### Given instruction
Write out each line word for word. Drop pictures.

### Provided information
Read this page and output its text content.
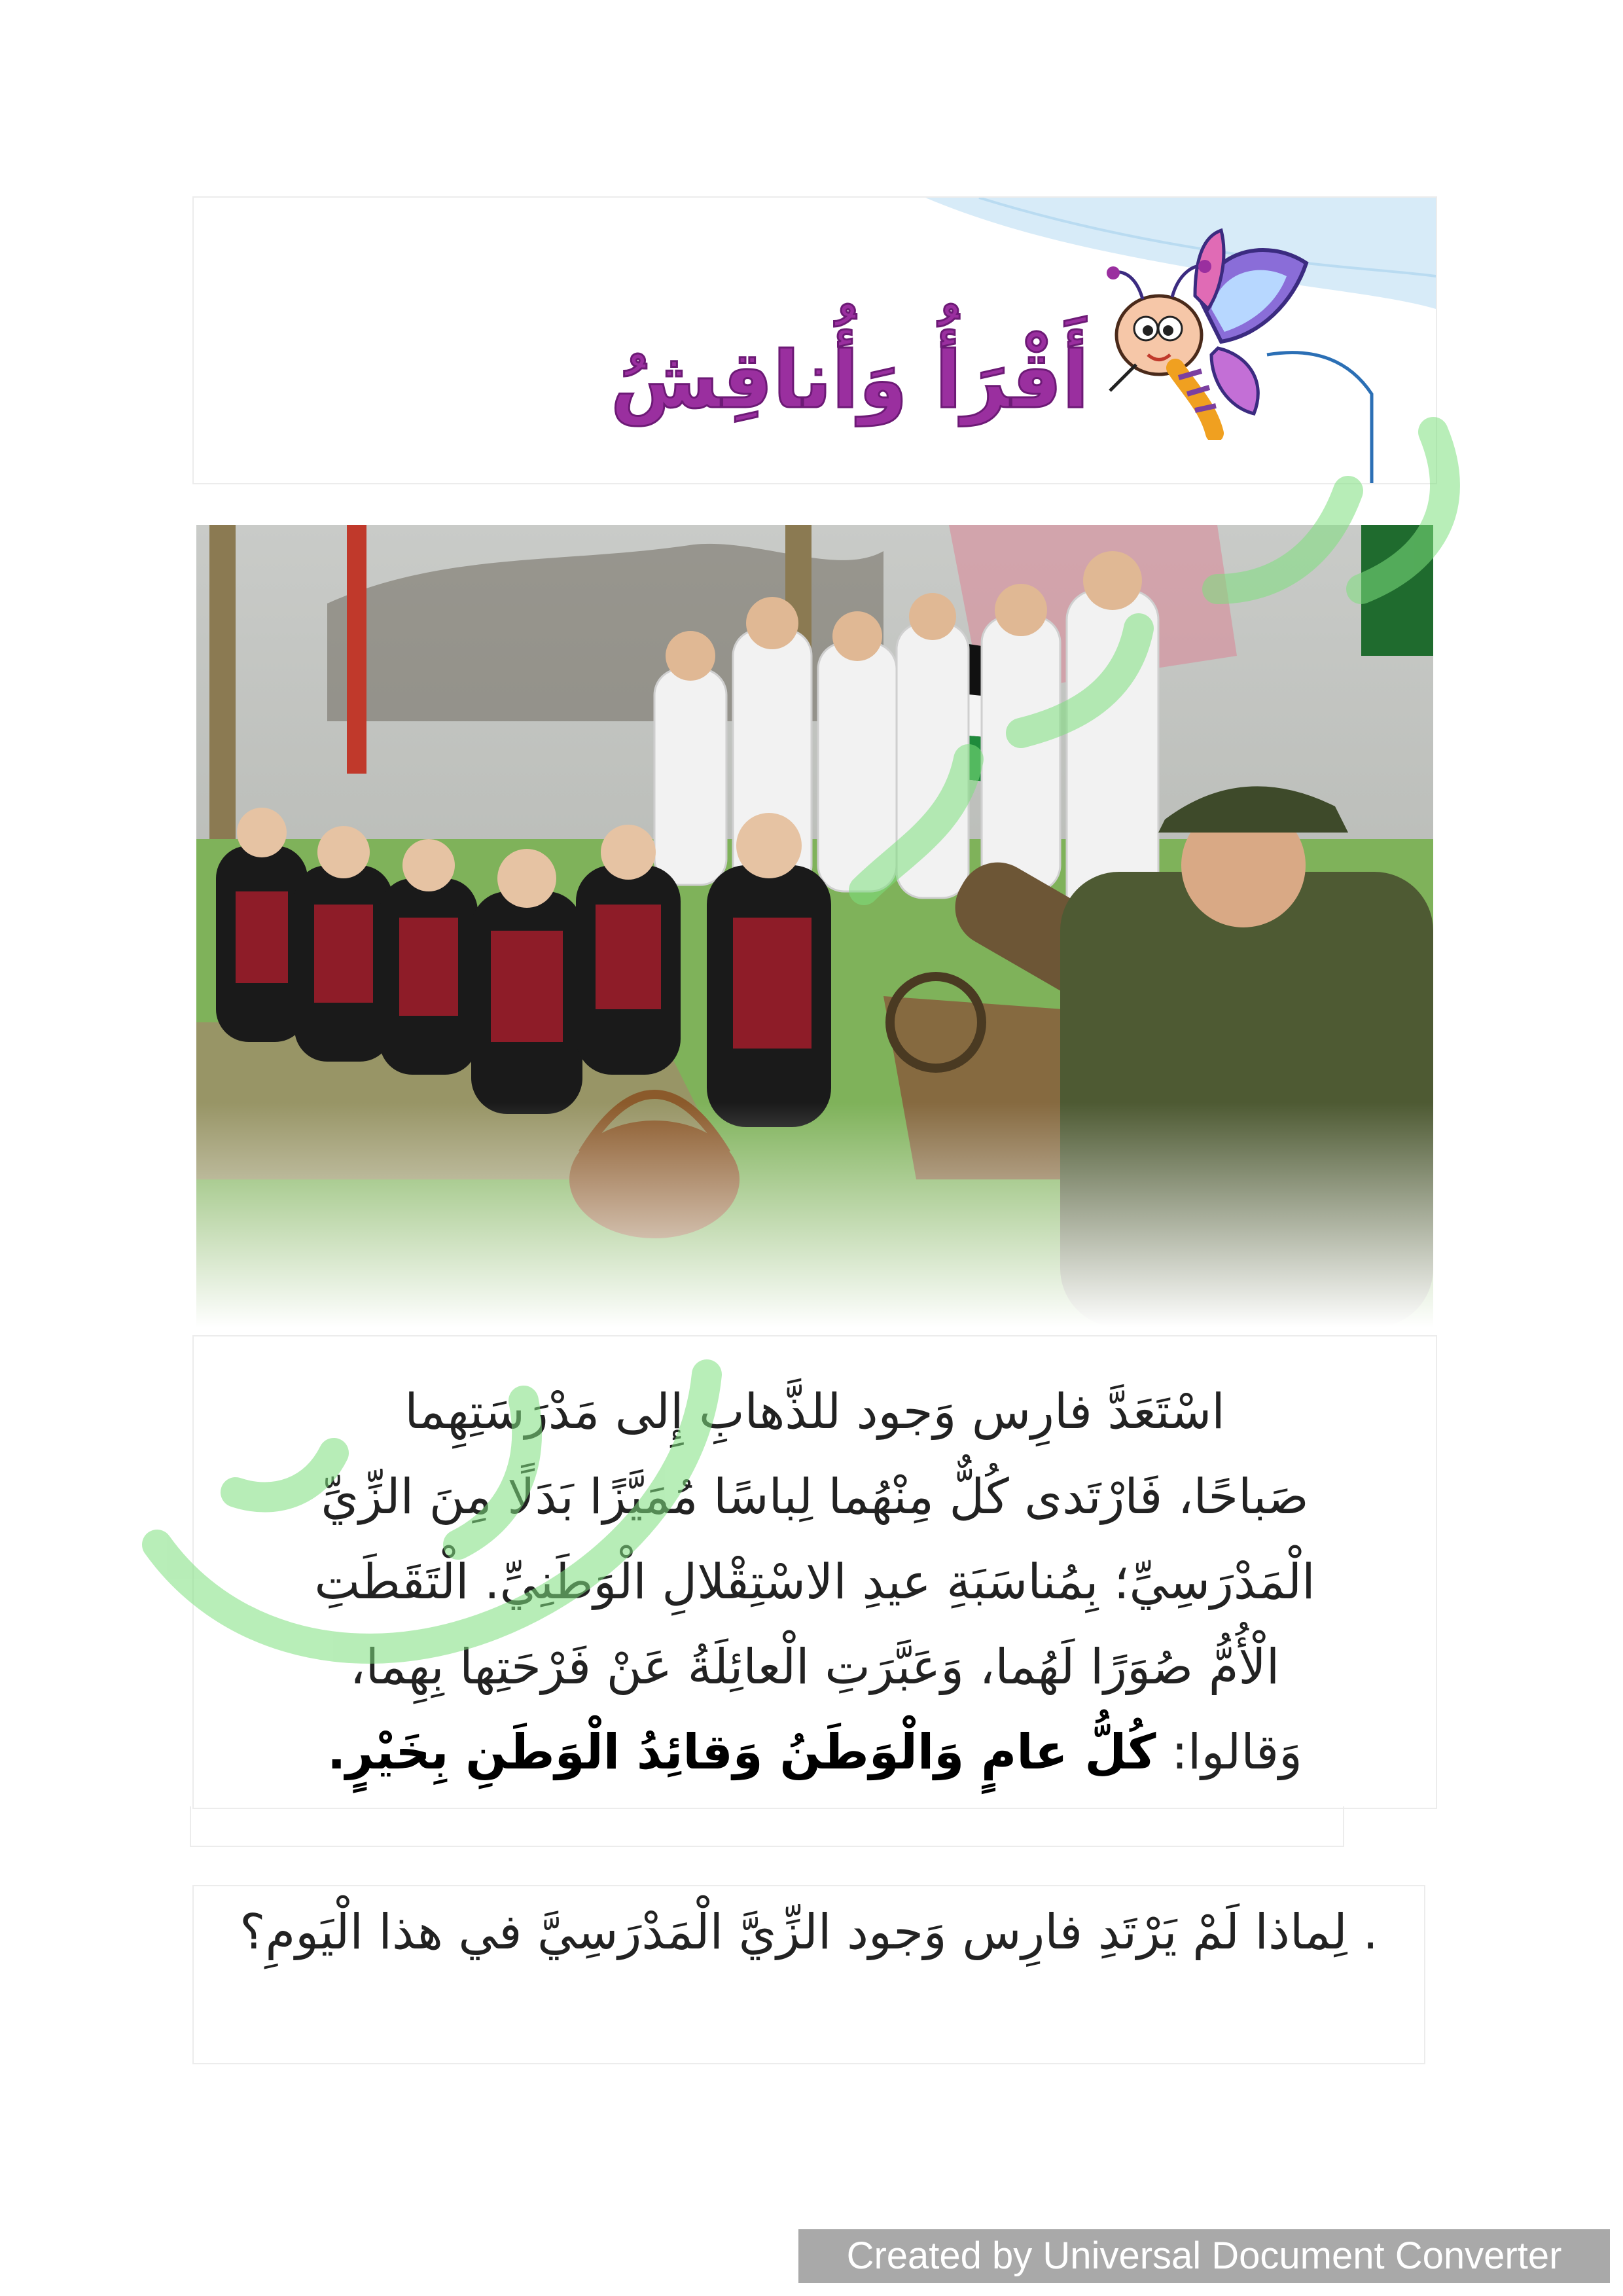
أَقْرَأُ وَأُناقِشُ
اسْتَعَدَّ فارِس وَجود للذَّهابِ إِلى مَدْرَسَتِهِما
صَباحًا، فَارْتَدى كُلٌّ مِنْهُما لِباسًا مُمَيَّزًا بَدَلًا مِنَ الزِّيِّ
الْمَدْرَسِيِّ؛ بِمُناسَبَةِ عيدِ الاسْتِقْلالِ الْوَطَنِيِّ. الْتَقَطَتِ
الْأُمُّ صُوَرًا لَهُما، وَعَبَّرَتِ الْعائِلَةُ عَنْ فَرْحَتِها بِهِما،
وَقالوا: كُلُّ عامٍ وَالْوَطَنُ وَقائِدُ الْوَطَنِ بِخَيْرٍ.

. لِماذا لَمْ يَرْتَدِ فارِس وَجود الزِّيَّ الْمَدْرَسِيَّ في هذا الْيَومِ؟

Created by Universal Document Converter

### Exercise output
Read this page and output its text content.
أَقْرَأُ وَأُناقِشُ
اسْتَعَدَّ فارِس وَجود للذَّهابِ إِلى مَدْرَسَتِهِما
صَباحًا، فَارْتَدى كُلٌّ مِنْهُما لِباسًا مُمَيَّزًا بَدَلًا مِنَ الزِّيِّ
الْمَدْرَسِيِّ؛ بِمُناسَبَةِ عيدِ الاسْتِقْلالِ الْوَطَنِيِّ. الْتَقَطَتِ
الْأُمُّ صُوَرًا لَهُما، وَعَبَّرَتِ الْعائِلَةُ عَنْ فَرْحَتِها بِهِما،
وَقالوا: كُلُّ عامٍ وَالْوَطَنُ وَقائِدُ الْوَطَنِ بِخَيْرٍ.

. لِماذا لَمْ يَرْتَدِ فارِس وَجود الزِّيَّ الْمَدْرَسِيَّ في هذا الْيَومِ؟

Created by Universal Document Converter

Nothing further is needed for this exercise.